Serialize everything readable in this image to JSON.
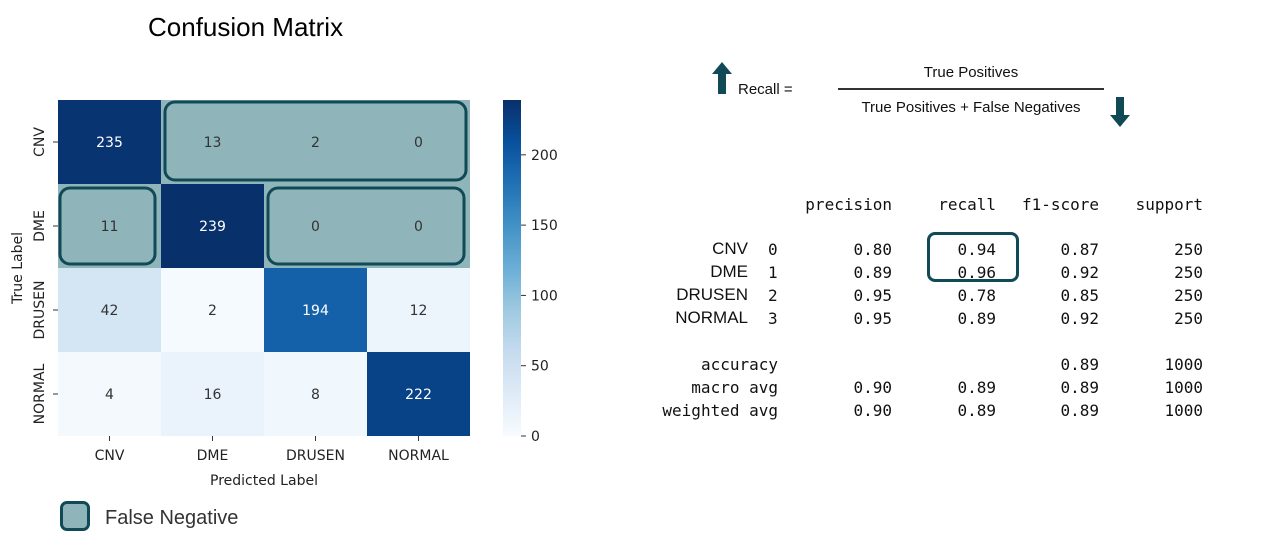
{
  "title": "Confusion Matrix",
  "chart_data": {
    "type": "heatmap",
    "title": "Confusion Matrix",
    "xlabel": "Predicted Label",
    "ylabel": "True Label",
    "x_categories": [
      "CNV",
      "DME",
      "DRUSEN",
      "NORMAL"
    ],
    "y_categories": [
      "CNV",
      "DME",
      "DRUSEN",
      "NORMAL"
    ],
    "values": [
      [
        235,
        13,
        2,
        0
      ],
      [
        11,
        239,
        0,
        0
      ],
      [
        42,
        2,
        194,
        12
      ],
      [
        4,
        16,
        8,
        222
      ]
    ],
    "colorbar": {
      "range": [
        0,
        239
      ],
      "ticks": [
        "0",
        "50",
        "100",
        "150",
        "200"
      ],
      "tick_values": [
        0,
        50,
        100,
        150,
        200
      ],
      "colormap": "Blues"
    },
    "false_negative_cells": [
      [
        0,
        1
      ],
      [
        0,
        2
      ],
      [
        0,
        3
      ],
      [
        1,
        0
      ],
      [
        1,
        2
      ],
      [
        1,
        3
      ]
    ]
  },
  "legend": {
    "label": "False Negative",
    "color": "#8fb5bb",
    "border_color": "#0f4a56"
  },
  "formula": {
    "lhs": "Recall =",
    "numerator": "True Positives",
    "denominator": "True Positives + False Negatives",
    "arrow_color": "#0f4a56"
  },
  "report": {
    "headers": [
      "precision",
      "recall",
      "f1-score",
      "support"
    ],
    "rows": [
      {
        "name": "CNV",
        "index": "0",
        "precision": "0.80",
        "recall": "0.94",
        "f1": "0.87",
        "support": "250"
      },
      {
        "name": "DME",
        "index": "1",
        "precision": "0.89",
        "recall": "0.96",
        "f1": "0.92",
        "support": "250"
      },
      {
        "name": "DRUSEN",
        "index": "2",
        "precision": "0.95",
        "recall": "0.78",
        "f1": "0.85",
        "support": "250"
      },
      {
        "name": "NORMAL",
        "index": "3",
        "precision": "0.95",
        "recall": "0.89",
        "f1": "0.92",
        "support": "250"
      }
    ],
    "summary": [
      {
        "name": "accuracy",
        "precision": "",
        "recall": "",
        "f1": "0.89",
        "support": "1000"
      },
      {
        "name": "macro avg",
        "precision": "0.90",
        "recall": "0.89",
        "f1": "0.89",
        "support": "1000"
      },
      {
        "name": "weighted avg",
        "precision": "0.90",
        "recall": "0.89",
        "f1": "0.89",
        "support": "1000"
      }
    ]
  }
}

WHAT TO WORK ON> Reproduce all the records verbatim, excluding images.

RESPONSE FOR THIS EXERCISE>
Serialize everything readable in this image to JSON.
{
  "title": "Confusion Matrix",
  "chart_data": {
    "type": "heatmap",
    "title": "Confusion Matrix",
    "xlabel": "Predicted Label",
    "ylabel": "True Label",
    "x_categories": [
      "CNV",
      "DME",
      "DRUSEN",
      "NORMAL"
    ],
    "y_categories": [
      "CNV",
      "DME",
      "DRUSEN",
      "NORMAL"
    ],
    "values": [
      [
        235,
        13,
        2,
        0
      ],
      [
        11,
        239,
        0,
        0
      ],
      [
        42,
        2,
        194,
        12
      ],
      [
        4,
        16,
        8,
        222
      ]
    ],
    "colorbar": {
      "range": [
        0,
        239
      ],
      "ticks": [
        "0",
        "50",
        "100",
        "150",
        "200"
      ],
      "tick_values": [
        0,
        50,
        100,
        150,
        200
      ],
      "colormap": "Blues"
    },
    "false_negative_cells": [
      [
        0,
        1
      ],
      [
        0,
        2
      ],
      [
        0,
        3
      ],
      [
        1,
        0
      ],
      [
        1,
        2
      ],
      [
        1,
        3
      ]
    ]
  },
  "legend": {
    "label": "False Negative",
    "color": "#8fb5bb",
    "border_color": "#0f4a56"
  },
  "formula": {
    "lhs": "Recall =",
    "numerator": "True Positives",
    "denominator": "True Positives + False Negatives",
    "arrow_color": "#0f4a56"
  },
  "report": {
    "headers": [
      "precision",
      "recall",
      "f1-score",
      "support"
    ],
    "rows": [
      {
        "name": "CNV",
        "index": "0",
        "precision": "0.80",
        "recall": "0.94",
        "f1": "0.87",
        "support": "250"
      },
      {
        "name": "DME",
        "index": "1",
        "precision": "0.89",
        "recall": "0.96",
        "f1": "0.92",
        "support": "250"
      },
      {
        "name": "DRUSEN",
        "index": "2",
        "precision": "0.95",
        "recall": "0.78",
        "f1": "0.85",
        "support": "250"
      },
      {
        "name": "NORMAL",
        "index": "3",
        "precision": "0.95",
        "recall": "0.89",
        "f1": "0.92",
        "support": "250"
      }
    ],
    "summary": [
      {
        "name": "accuracy",
        "precision": "",
        "recall": "",
        "f1": "0.89",
        "support": "1000"
      },
      {
        "name": "macro avg",
        "precision": "0.90",
        "recall": "0.89",
        "f1": "0.89",
        "support": "1000"
      },
      {
        "name": "weighted avg",
        "precision": "0.90",
        "recall": "0.89",
        "f1": "0.89",
        "support": "1000"
      }
    ]
  }
}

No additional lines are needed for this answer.